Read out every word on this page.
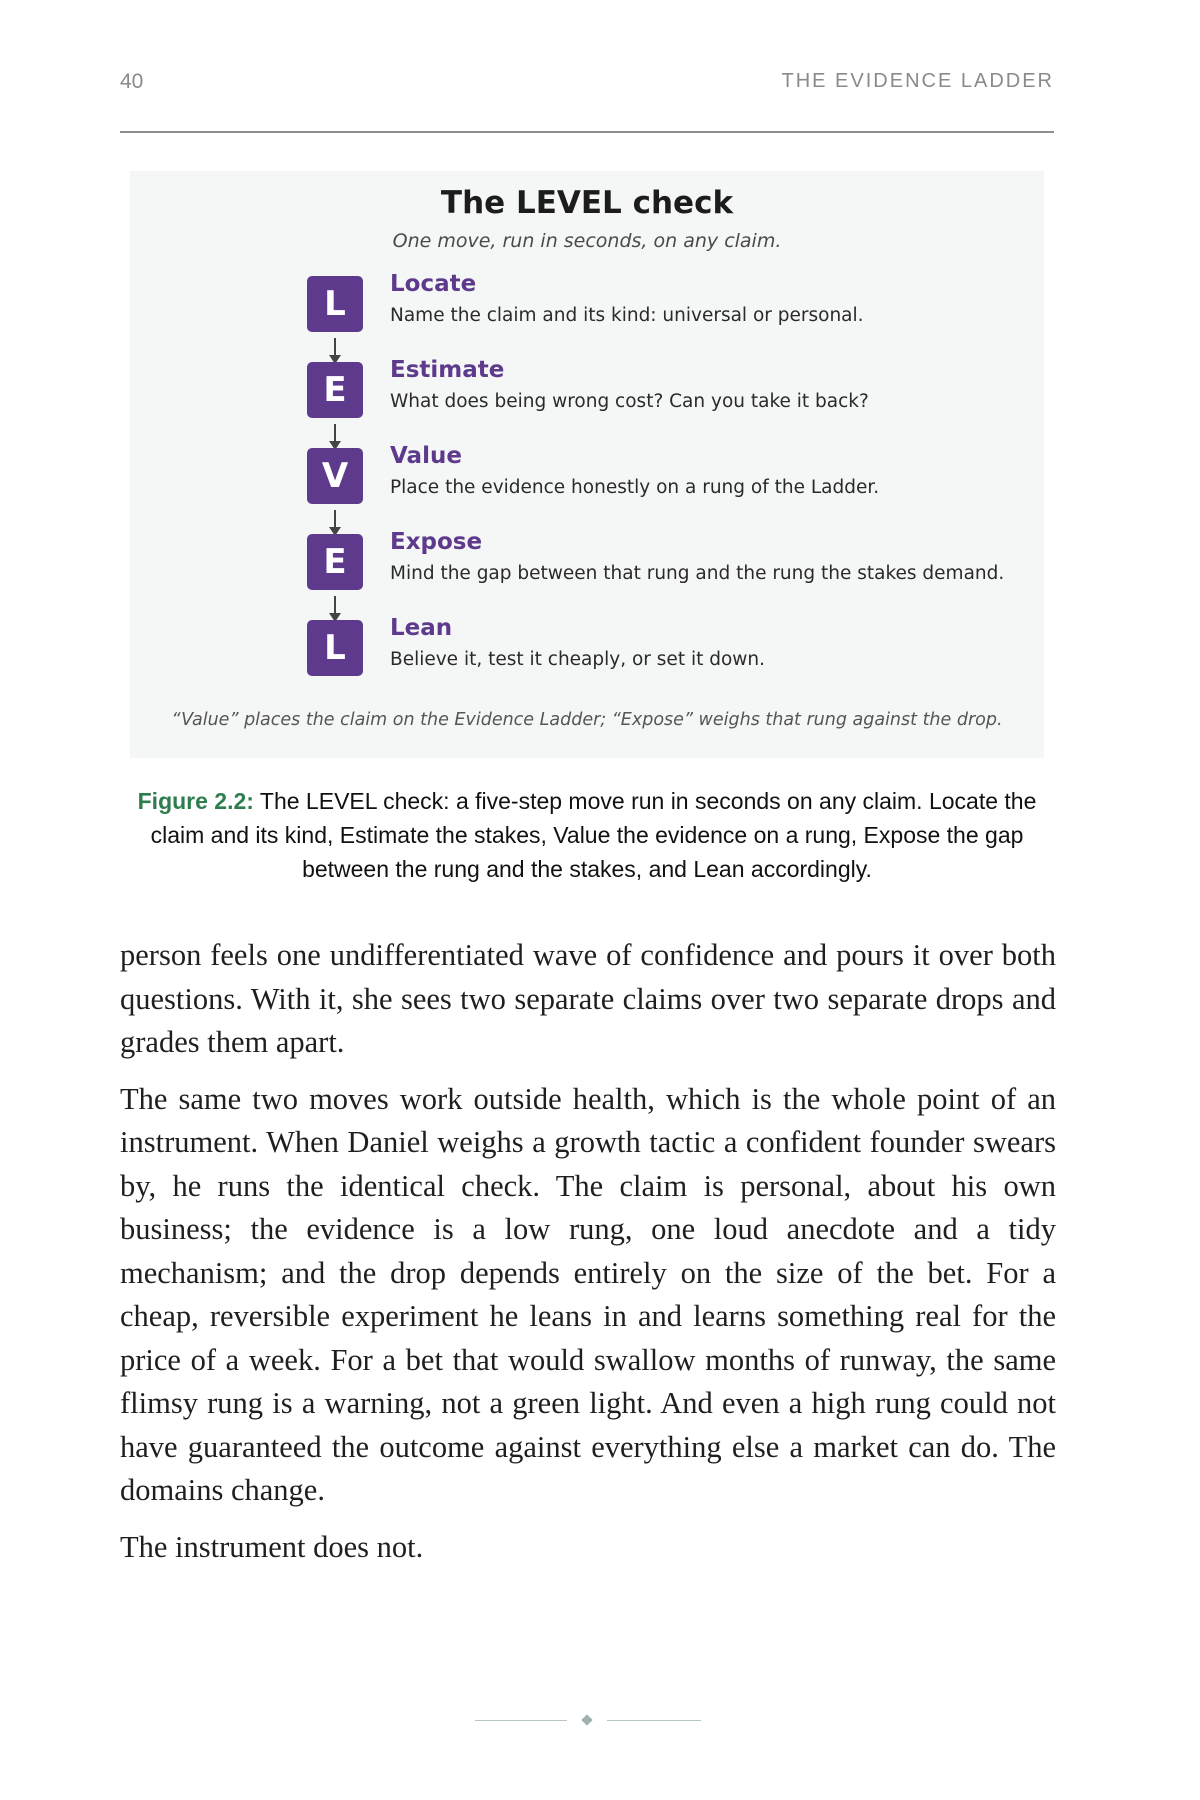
40	THE EVIDENCE LADDER
The LEVEL check
One move, run in seconds, on any claim.
L	Locate
Name the claim and its kind: universal or personal.
E	Estimate
What does being wrong cost? Can you take it back?
V	Value
Place the evidence honestly on a rung of the Ladder.
E	Expose
Mind the gap between that rung and the rung the stakes demand.
L	Lean
Believe it, test it cheaply, or set it down.
“Value” places the claim on the Evidence Ladder; “Expose” weighs that rung against the drop.
Figure 2.2: The LEVEL check: a five-step move run in seconds on any claim. Locate the claim and its kind, Estimate the stakes, Value the evidence on a rung, Expose the gap between the rung and the stakes, and Lean accordingly.

person feels one undifferentiated wave of confidence and pours it over both questions. With it, she sees two separate claims over two separate drops and grades them apart.

The same two moves work outside health, which is the whole point of an instrument. When Daniel weighs a growth tactic a confident founder swears by, he runs the identical check. The claim is personal, about his own business; the evidence is a low rung, one loud anecdote and a tidy mechanism; and the drop depends entirely on the size of the bet. For a cheap, reversible experiment he leans in and learns something real for the price of a week. For a bet that would swallow months of runway, the same flimsy rung is a warning, not a green light. And even a high rung could not have guaranteed the outcome against everything else a market can do. The domains change.

The instrument does not.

::::

● Written problem:
Print the full listing exactly, dropping the pictures.

● Exercise result:
Read out every word on this page.
40	THE EVIDENCE LADDER
The LEVEL check
One move, run in seconds, on any claim.
L	Locate
Name the claim and its kind: universal or personal.
E	Estimate
What does being wrong cost? Can you take it back?
V	Value
Place the evidence honestly on a rung of the Ladder.
E	Expose
Mind the gap between that rung and the rung the stakes demand.
L	Lean
Believe it, test it cheaply, or set it down.
“Value” places the claim on the Evidence Ladder; “Expose” weighs that rung against the drop.
Figure 2.2: The LEVEL check: a five-step move run in seconds on any claim. Locate the claim and its kind, Estimate the stakes, Value the evidence on a rung, Expose the gap between the rung and the stakes, and Lean accordingly.

person feels one undifferentiated wave of confidence and pours it over both questions. With it, she sees two separate claims over two separate drops and grades them apart.

The same two moves work outside health, which is the whole point of an instrument. When Daniel weighs a growth tactic a confident founder swears by, he runs the identical check. The claim is personal, about his own business; the evidence is a low rung, one loud anecdote and a tidy mechanism; and the drop depends entirely on the size of the bet. For a cheap, reversible experiment he leans in and learns something real for the price of a week. For a bet that would swallow months of runway, the same flimsy rung is a warning, not a green light. And even a high rung could not have guaranteed the outcome against everything else a market can do. The domains change.

The instrument does not.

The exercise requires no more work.